▶ DESCRIPTION OF THE TASK
All of the entries need to be written out again, exactly as they are.

--- BEGIN ---

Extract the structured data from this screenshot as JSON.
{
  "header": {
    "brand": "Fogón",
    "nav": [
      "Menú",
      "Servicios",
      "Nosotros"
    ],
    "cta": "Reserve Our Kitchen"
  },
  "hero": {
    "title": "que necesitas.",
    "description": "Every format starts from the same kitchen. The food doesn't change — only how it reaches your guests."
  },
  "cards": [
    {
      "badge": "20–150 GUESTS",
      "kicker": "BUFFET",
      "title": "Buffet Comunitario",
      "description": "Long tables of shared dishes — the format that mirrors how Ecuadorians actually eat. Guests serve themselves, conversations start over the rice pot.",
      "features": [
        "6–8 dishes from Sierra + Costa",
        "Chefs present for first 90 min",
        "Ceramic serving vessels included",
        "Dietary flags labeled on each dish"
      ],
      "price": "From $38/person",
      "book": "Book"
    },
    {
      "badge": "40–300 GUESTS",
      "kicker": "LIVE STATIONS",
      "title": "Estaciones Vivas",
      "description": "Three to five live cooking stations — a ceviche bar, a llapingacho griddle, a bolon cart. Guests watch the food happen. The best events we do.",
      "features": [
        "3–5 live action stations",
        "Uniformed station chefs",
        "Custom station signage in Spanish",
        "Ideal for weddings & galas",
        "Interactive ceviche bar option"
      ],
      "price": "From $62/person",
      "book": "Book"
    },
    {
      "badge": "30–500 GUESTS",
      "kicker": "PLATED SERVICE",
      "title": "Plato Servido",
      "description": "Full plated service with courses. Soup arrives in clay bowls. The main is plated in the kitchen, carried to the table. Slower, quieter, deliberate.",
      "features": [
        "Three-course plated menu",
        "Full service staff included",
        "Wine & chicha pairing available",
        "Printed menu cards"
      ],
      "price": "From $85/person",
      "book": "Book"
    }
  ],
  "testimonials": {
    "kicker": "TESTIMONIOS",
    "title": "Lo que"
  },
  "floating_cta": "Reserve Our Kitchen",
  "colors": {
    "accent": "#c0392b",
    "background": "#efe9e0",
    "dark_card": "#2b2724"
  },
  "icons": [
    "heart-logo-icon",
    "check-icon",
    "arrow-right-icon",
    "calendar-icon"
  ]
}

--- END ---

▶ WRITTEN SOLUTION
Extract the structured data from this screenshot as JSON.
{
  "header": {
    "brand": "Fogón",
    "nav": [
      "Menú",
      "Servicios",
      "Nosotros"
    ],
    "cta": "Reserve Our Kitchen"
  },
  "hero": {
    "title": "que necesitas.",
    "description": "Every format starts from the same kitchen. The food doesn't change — only how it reaches your guests."
  },
  "cards": [
    {
      "badge": "20–150 GUESTS",
      "kicker": "BUFFET",
      "title": "Buffet Comunitario",
      "description": "Long tables of shared dishes — the format that mirrors how Ecuadorians actually eat. Guests serve themselves, conversations start over the rice pot.",
      "features": [
        "6–8 dishes from Sierra + Costa",
        "Chefs present for first 90 min",
        "Ceramic serving vessels included",
        "Dietary flags labeled on each dish"
      ],
      "price": "From $38/person",
      "book": "Book"
    },
    {
      "badge": "40–300 GUESTS",
      "kicker": "LIVE STATIONS",
      "title": "Estaciones Vivas",
      "description": "Three to five live cooking stations — a ceviche bar, a llapingacho griddle, a bolon cart. Guests watch the food happen. The best events we do.",
      "features": [
        "3–5 live action stations",
        "Uniformed station chefs",
        "Custom station signage in Spanish",
        "Ideal for weddings & galas",
        "Interactive ceviche bar option"
      ],
      "price": "From $62/person",
      "book": "Book"
    },
    {
      "badge": "30–500 GUESTS",
      "kicker": "PLATED SERVICE",
      "title": "Plato Servido",
      "description": "Full plated service with courses. Soup arrives in clay bowls. The main is plated in the kitchen, carried to the table. Slower, quieter, deliberate.",
      "features": [
        "Three-course plated menu",
        "Full service staff included",
        "Wine & chicha pairing available",
        "Printed menu cards"
      ],
      "price": "From $85/person",
      "book": "Book"
    }
  ],
  "testimonials": {
    "kicker": "TESTIMONIOS",
    "title": "Lo que"
  },
  "floating_cta": "Reserve Our Kitchen",
  "colors": {
    "accent": "#c0392b",
    "background": "#efe9e0",
    "dark_card": "#2b2724"
  },
  "icons": [
    "heart-logo-icon",
    "check-icon",
    "arrow-right-icon",
    "calendar-icon"
  ]
}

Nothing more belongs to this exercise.